◆ **Record extracts**
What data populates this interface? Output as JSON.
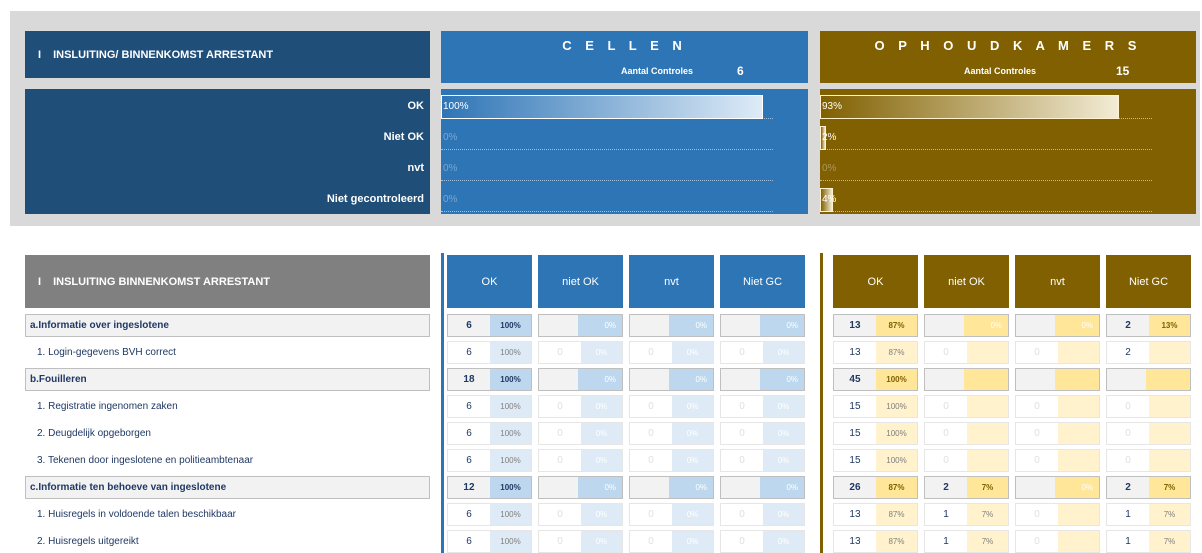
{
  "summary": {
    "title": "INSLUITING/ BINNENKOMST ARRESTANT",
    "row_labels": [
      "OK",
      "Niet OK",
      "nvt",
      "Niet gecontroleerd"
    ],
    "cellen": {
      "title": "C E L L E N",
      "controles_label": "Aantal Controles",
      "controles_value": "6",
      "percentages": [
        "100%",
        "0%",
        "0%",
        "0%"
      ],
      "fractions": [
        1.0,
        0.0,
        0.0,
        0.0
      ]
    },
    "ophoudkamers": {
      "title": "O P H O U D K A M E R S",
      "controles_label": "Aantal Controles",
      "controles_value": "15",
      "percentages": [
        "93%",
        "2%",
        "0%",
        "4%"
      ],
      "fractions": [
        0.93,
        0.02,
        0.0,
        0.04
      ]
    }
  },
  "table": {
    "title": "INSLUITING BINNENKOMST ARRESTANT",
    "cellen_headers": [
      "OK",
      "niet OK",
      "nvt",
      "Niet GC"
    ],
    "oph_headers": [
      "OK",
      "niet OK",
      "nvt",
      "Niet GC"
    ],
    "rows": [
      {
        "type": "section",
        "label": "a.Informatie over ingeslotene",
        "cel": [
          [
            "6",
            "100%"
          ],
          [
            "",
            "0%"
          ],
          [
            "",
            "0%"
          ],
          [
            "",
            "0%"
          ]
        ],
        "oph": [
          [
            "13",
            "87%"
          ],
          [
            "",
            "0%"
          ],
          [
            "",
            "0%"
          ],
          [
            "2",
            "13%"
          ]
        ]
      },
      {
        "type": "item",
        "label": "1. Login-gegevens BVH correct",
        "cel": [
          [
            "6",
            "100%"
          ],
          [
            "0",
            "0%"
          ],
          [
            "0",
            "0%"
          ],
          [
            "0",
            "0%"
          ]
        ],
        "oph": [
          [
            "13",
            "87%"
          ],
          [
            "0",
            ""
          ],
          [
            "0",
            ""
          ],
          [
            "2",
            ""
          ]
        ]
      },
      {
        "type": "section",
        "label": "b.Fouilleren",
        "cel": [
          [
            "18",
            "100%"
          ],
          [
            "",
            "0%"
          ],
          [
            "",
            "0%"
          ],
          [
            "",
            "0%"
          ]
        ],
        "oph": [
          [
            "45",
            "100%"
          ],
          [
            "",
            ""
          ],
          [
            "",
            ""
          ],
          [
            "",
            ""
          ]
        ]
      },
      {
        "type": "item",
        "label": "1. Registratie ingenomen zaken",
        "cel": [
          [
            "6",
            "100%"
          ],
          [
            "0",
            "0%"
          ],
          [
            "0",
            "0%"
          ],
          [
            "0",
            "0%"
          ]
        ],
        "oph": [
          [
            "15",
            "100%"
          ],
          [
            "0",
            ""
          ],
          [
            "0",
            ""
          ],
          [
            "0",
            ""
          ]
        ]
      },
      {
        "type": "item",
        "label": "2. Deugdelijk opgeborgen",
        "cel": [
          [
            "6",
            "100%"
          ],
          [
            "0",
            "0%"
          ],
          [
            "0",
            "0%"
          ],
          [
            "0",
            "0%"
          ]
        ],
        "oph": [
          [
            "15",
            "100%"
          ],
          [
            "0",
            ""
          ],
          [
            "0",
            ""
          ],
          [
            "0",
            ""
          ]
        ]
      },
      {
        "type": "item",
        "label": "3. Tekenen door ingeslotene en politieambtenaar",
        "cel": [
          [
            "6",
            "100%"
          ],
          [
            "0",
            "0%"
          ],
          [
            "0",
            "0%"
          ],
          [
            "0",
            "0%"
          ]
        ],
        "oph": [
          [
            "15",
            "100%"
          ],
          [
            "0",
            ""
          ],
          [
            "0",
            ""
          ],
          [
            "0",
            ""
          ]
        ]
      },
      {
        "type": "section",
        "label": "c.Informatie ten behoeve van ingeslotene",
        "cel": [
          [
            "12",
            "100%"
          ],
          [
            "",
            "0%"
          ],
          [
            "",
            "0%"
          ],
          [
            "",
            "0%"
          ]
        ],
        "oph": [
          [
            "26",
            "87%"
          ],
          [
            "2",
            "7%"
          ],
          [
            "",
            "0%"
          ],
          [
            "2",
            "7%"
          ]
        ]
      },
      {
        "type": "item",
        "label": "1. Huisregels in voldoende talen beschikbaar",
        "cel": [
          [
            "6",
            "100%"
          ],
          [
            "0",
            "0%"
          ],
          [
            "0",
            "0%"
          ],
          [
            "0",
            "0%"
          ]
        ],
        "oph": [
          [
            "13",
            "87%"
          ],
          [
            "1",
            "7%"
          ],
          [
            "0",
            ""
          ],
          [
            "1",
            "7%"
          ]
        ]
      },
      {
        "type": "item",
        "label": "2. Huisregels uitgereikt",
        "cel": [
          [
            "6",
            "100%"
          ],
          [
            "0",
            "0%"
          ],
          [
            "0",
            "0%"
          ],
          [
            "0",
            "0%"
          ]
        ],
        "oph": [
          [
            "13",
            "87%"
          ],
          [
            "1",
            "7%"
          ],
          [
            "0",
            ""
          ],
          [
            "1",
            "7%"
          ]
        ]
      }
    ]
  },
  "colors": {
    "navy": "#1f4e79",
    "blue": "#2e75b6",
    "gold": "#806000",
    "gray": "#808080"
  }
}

◆ **Activity**
Exactly as written, reproduce all of the entries while dropping the pictures.

◆ **Written response**
What data populates this interface? Output as JSON.
{
  "summary": {
    "title": "INSLUITING/ BINNENKOMST ARRESTANT",
    "row_labels": [
      "OK",
      "Niet OK",
      "nvt",
      "Niet gecontroleerd"
    ],
    "cellen": {
      "title": "C E L L E N",
      "controles_label": "Aantal Controles",
      "controles_value": "6",
      "percentages": [
        "100%",
        "0%",
        "0%",
        "0%"
      ],
      "fractions": [
        1.0,
        0.0,
        0.0,
        0.0
      ]
    },
    "ophoudkamers": {
      "title": "O P H O U D K A M E R S",
      "controles_label": "Aantal Controles",
      "controles_value": "15",
      "percentages": [
        "93%",
        "2%",
        "0%",
        "4%"
      ],
      "fractions": [
        0.93,
        0.02,
        0.0,
        0.04
      ]
    }
  },
  "table": {
    "title": "INSLUITING BINNENKOMST ARRESTANT",
    "cellen_headers": [
      "OK",
      "niet OK",
      "nvt",
      "Niet GC"
    ],
    "oph_headers": [
      "OK",
      "niet OK",
      "nvt",
      "Niet GC"
    ],
    "rows": [
      {
        "type": "section",
        "label": "a.Informatie over ingeslotene",
        "cel": [
          [
            "6",
            "100%"
          ],
          [
            "",
            "0%"
          ],
          [
            "",
            "0%"
          ],
          [
            "",
            "0%"
          ]
        ],
        "oph": [
          [
            "13",
            "87%"
          ],
          [
            "",
            "0%"
          ],
          [
            "",
            "0%"
          ],
          [
            "2",
            "13%"
          ]
        ]
      },
      {
        "type": "item",
        "label": "1. Login-gegevens BVH correct",
        "cel": [
          [
            "6",
            "100%"
          ],
          [
            "0",
            "0%"
          ],
          [
            "0",
            "0%"
          ],
          [
            "0",
            "0%"
          ]
        ],
        "oph": [
          [
            "13",
            "87%"
          ],
          [
            "0",
            ""
          ],
          [
            "0",
            ""
          ],
          [
            "2",
            ""
          ]
        ]
      },
      {
        "type": "section",
        "label": "b.Fouilleren",
        "cel": [
          [
            "18",
            "100%"
          ],
          [
            "",
            "0%"
          ],
          [
            "",
            "0%"
          ],
          [
            "",
            "0%"
          ]
        ],
        "oph": [
          [
            "45",
            "100%"
          ],
          [
            "",
            ""
          ],
          [
            "",
            ""
          ],
          [
            "",
            ""
          ]
        ]
      },
      {
        "type": "item",
        "label": "1. Registratie ingenomen zaken",
        "cel": [
          [
            "6",
            "100%"
          ],
          [
            "0",
            "0%"
          ],
          [
            "0",
            "0%"
          ],
          [
            "0",
            "0%"
          ]
        ],
        "oph": [
          [
            "15",
            "100%"
          ],
          [
            "0",
            ""
          ],
          [
            "0",
            ""
          ],
          [
            "0",
            ""
          ]
        ]
      },
      {
        "type": "item",
        "label": "2. Deugdelijk opgeborgen",
        "cel": [
          [
            "6",
            "100%"
          ],
          [
            "0",
            "0%"
          ],
          [
            "0",
            "0%"
          ],
          [
            "0",
            "0%"
          ]
        ],
        "oph": [
          [
            "15",
            "100%"
          ],
          [
            "0",
            ""
          ],
          [
            "0",
            ""
          ],
          [
            "0",
            ""
          ]
        ]
      },
      {
        "type": "item",
        "label": "3. Tekenen door ingeslotene en politieambtenaar",
        "cel": [
          [
            "6",
            "100%"
          ],
          [
            "0",
            "0%"
          ],
          [
            "0",
            "0%"
          ],
          [
            "0",
            "0%"
          ]
        ],
        "oph": [
          [
            "15",
            "100%"
          ],
          [
            "0",
            ""
          ],
          [
            "0",
            ""
          ],
          [
            "0",
            ""
          ]
        ]
      },
      {
        "type": "section",
        "label": "c.Informatie ten behoeve van ingeslotene",
        "cel": [
          [
            "12",
            "100%"
          ],
          [
            "",
            "0%"
          ],
          [
            "",
            "0%"
          ],
          [
            "",
            "0%"
          ]
        ],
        "oph": [
          [
            "26",
            "87%"
          ],
          [
            "2",
            "7%"
          ],
          [
            "",
            "0%"
          ],
          [
            "2",
            "7%"
          ]
        ]
      },
      {
        "type": "item",
        "label": "1. Huisregels in voldoende talen beschikbaar",
        "cel": [
          [
            "6",
            "100%"
          ],
          [
            "0",
            "0%"
          ],
          [
            "0",
            "0%"
          ],
          [
            "0",
            "0%"
          ]
        ],
        "oph": [
          [
            "13",
            "87%"
          ],
          [
            "1",
            "7%"
          ],
          [
            "0",
            ""
          ],
          [
            "1",
            "7%"
          ]
        ]
      },
      {
        "type": "item",
        "label": "2. Huisregels uitgereikt",
        "cel": [
          [
            "6",
            "100%"
          ],
          [
            "0",
            "0%"
          ],
          [
            "0",
            "0%"
          ],
          [
            "0",
            "0%"
          ]
        ],
        "oph": [
          [
            "13",
            "87%"
          ],
          [
            "1",
            "7%"
          ],
          [
            "0",
            ""
          ],
          [
            "1",
            "7%"
          ]
        ]
      }
    ]
  },
  "colors": {
    "navy": "#1f4e79",
    "blue": "#2e75b6",
    "gold": "#806000",
    "gray": "#808080"
  }
}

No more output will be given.